:: Your instructions ::
Search the data for the word "render" and copy every line that contains it.

:: Extracted material ::
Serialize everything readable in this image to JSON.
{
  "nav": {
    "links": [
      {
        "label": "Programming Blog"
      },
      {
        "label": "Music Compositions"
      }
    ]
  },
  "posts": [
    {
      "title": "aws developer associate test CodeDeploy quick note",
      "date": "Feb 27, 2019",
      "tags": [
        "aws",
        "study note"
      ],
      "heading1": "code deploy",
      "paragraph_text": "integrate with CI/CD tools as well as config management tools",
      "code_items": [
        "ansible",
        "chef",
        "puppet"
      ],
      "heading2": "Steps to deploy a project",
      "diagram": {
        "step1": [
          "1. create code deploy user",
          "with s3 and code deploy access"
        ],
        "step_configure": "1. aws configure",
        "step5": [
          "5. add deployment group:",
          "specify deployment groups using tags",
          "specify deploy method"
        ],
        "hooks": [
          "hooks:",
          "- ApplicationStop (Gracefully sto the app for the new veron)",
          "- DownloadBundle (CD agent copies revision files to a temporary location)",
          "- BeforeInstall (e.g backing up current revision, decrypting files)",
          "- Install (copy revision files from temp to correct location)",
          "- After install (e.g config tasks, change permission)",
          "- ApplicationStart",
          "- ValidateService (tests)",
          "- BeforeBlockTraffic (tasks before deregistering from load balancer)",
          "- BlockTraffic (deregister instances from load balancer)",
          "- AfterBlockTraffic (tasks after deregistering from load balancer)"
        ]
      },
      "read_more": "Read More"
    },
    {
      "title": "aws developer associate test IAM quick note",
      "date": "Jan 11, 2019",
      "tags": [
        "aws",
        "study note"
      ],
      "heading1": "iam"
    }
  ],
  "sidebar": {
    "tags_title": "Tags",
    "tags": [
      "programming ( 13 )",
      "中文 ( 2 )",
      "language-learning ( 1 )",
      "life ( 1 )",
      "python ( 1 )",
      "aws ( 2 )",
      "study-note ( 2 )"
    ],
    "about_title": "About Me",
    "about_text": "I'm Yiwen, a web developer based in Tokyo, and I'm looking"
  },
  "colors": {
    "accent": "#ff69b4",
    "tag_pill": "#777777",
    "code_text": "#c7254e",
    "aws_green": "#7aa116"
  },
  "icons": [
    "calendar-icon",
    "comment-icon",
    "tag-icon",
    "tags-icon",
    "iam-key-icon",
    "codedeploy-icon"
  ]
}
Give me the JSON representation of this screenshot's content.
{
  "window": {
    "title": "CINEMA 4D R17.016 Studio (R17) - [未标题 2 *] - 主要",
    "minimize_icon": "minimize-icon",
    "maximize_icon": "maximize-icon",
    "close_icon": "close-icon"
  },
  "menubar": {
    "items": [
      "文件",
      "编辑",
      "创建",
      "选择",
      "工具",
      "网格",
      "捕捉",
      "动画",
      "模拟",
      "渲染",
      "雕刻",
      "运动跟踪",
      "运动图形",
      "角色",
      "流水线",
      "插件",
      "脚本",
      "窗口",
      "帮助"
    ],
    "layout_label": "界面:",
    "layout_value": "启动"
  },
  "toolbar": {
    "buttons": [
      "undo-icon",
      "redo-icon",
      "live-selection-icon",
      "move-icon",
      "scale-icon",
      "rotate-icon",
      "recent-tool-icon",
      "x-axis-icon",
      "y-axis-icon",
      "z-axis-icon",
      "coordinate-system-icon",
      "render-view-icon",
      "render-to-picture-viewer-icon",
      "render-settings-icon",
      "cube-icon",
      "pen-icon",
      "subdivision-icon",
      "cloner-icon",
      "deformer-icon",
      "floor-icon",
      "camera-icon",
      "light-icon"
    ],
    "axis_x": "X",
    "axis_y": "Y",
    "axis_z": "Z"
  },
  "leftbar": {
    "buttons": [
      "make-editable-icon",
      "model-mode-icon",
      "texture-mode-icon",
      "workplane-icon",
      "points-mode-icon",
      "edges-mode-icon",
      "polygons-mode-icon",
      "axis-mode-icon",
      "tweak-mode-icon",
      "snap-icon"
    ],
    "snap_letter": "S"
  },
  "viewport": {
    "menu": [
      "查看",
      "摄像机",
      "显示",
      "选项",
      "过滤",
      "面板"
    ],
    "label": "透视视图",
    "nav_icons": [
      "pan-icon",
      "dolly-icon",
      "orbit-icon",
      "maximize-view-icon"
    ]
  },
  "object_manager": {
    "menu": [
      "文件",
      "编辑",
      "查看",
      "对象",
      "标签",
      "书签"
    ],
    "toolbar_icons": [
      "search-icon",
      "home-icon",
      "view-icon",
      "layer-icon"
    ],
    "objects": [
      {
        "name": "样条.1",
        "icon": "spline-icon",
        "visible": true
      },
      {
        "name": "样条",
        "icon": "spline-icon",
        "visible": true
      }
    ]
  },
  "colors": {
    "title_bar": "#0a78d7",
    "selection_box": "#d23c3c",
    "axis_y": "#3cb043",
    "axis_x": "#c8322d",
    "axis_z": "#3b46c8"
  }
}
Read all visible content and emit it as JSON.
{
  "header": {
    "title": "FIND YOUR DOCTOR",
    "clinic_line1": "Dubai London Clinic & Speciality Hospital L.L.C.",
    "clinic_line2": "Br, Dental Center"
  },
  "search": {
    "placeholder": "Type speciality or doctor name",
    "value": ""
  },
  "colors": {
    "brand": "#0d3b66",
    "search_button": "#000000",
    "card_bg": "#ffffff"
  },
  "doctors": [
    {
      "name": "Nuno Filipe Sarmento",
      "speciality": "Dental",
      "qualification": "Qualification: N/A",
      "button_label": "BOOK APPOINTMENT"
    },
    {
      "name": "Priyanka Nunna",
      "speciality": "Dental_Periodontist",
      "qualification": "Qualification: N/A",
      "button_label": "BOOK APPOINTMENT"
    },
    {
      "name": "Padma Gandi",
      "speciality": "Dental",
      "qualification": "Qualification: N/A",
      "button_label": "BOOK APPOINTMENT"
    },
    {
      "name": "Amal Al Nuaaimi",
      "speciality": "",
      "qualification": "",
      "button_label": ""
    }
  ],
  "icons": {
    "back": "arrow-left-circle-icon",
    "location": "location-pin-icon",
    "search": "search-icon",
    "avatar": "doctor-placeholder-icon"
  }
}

:: Result for this exercise ::
      "render-view-icon",
      "render-to-picture-viewer-icon",
      "render-settings-icon",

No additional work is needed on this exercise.